== Exercise requirements ==
Transcribe everything in the data word for word. Pictures are left out.
◇ ◇ ◇
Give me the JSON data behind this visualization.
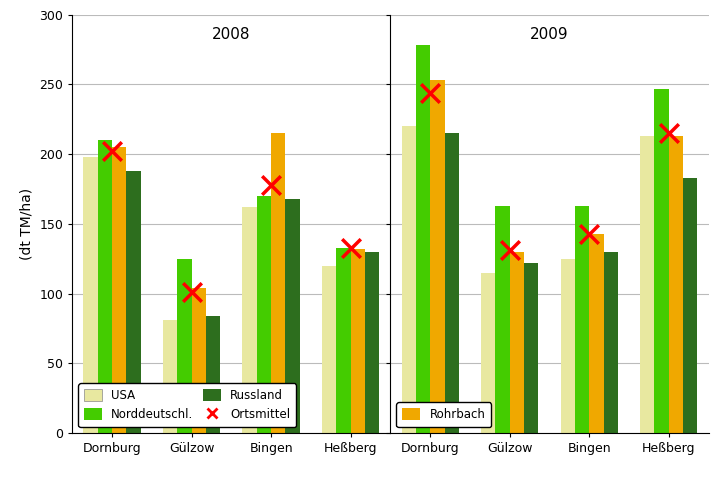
{
  "years": [
    "2008",
    "2009"
  ],
  "locations": [
    "Dornburg",
    "Gülzow",
    "Bingen",
    "Heßberg"
  ],
  "series_order": [
    "USA",
    "Norddeutschl.",
    "Rohrbach",
    "Russland"
  ],
  "series": {
    "USA": {
      "color": "#e8e8a0",
      "values_2008": [
        198,
        81,
        162,
        120
      ],
      "values_2009": [
        220,
        115,
        125,
        213
      ]
    },
    "Russland": {
      "color": "#2d6e1e",
      "values_2008": [
        188,
        84,
        168,
        130
      ],
      "values_2009": [
        215,
        122,
        130,
        183
      ]
    },
    "Norddeutschl.": {
      "color": "#44cc00",
      "values_2008": [
        210,
        125,
        170,
        133
      ],
      "values_2009": [
        278,
        163,
        163,
        247
      ]
    },
    "Rohrbach": {
      "color": "#f0a800",
      "values_2008": [
        205,
        104,
        215,
        132
      ],
      "values_2009": [
        253,
        130,
        143,
        213
      ]
    }
  },
  "ortsmittel": {
    "2008": [
      202,
      101,
      178,
      133
    ],
    "2009": [
      244,
      131,
      143,
      215
    ]
  },
  "ylabel": "(dt TM/ha)",
  "ylim": [
    0,
    300
  ],
  "yticks": [
    0,
    50,
    100,
    150,
    200,
    250,
    300
  ],
  "bar_width": 0.18,
  "title_2008": "2008",
  "title_2009": "2009",
  "background_color": "#ffffff",
  "grid_color": "#bbbbbb"
}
◇ ◇ ◇
== Full solution ==
Give me the JSON data behind this visualization.
{
  "years": [
    "2008",
    "2009"
  ],
  "locations": [
    "Dornburg",
    "Gülzow",
    "Bingen",
    "Heßberg"
  ],
  "series_order": [
    "USA",
    "Norddeutschl.",
    "Rohrbach",
    "Russland"
  ],
  "series": {
    "USA": {
      "color": "#e8e8a0",
      "values_2008": [
        198,
        81,
        162,
        120
      ],
      "values_2009": [
        220,
        115,
        125,
        213
      ]
    },
    "Russland": {
      "color": "#2d6e1e",
      "values_2008": [
        188,
        84,
        168,
        130
      ],
      "values_2009": [
        215,
        122,
        130,
        183
      ]
    },
    "Norddeutschl.": {
      "color": "#44cc00",
      "values_2008": [
        210,
        125,
        170,
        133
      ],
      "values_2009": [
        278,
        163,
        163,
        247
      ]
    },
    "Rohrbach": {
      "color": "#f0a800",
      "values_2008": [
        205,
        104,
        215,
        132
      ],
      "values_2009": [
        253,
        130,
        143,
        213
      ]
    }
  },
  "ortsmittel": {
    "2008": [
      202,
      101,
      178,
      133
    ],
    "2009": [
      244,
      131,
      143,
      215
    ]
  },
  "ylabel": "(dt TM/ha)",
  "ylim": [
    0,
    300
  ],
  "yticks": [
    0,
    50,
    100,
    150,
    200,
    250,
    300
  ],
  "bar_width": 0.18,
  "title_2008": "2008",
  "title_2009": "2009",
  "background_color": "#ffffff",
  "grid_color": "#bbbbbb"
}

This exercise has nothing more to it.